### Task requirements
Reproduce all records exactly.

### Data for this task
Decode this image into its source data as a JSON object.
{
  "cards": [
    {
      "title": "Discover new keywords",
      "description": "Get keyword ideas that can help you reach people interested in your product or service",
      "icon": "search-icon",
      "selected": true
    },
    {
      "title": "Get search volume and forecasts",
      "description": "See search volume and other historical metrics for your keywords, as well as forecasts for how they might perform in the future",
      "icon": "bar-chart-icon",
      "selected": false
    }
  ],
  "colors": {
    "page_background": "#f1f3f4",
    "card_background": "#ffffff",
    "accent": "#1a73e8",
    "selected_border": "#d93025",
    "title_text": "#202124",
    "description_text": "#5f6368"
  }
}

### The response
Decode this image into its source data as a JSON object.
{
  "cards": [
    {
      "title": "Discover new keywords",
      "description": "Get keyword ideas that can help you reach people interested in your product or service",
      "icon": "search-icon",
      "selected": true
    },
    {
      "title": "Get search volume and forecasts",
      "description": "See search volume and other historical metrics for your keywords, as well as forecasts for how they might perform in the future",
      "icon": "bar-chart-icon",
      "selected": false
    }
  ],
  "colors": {
    "page_background": "#f1f3f4",
    "card_background": "#ffffff",
    "accent": "#1a73e8",
    "selected_border": "#d93025",
    "title_text": "#202124",
    "description_text": "#5f6368"
  }
}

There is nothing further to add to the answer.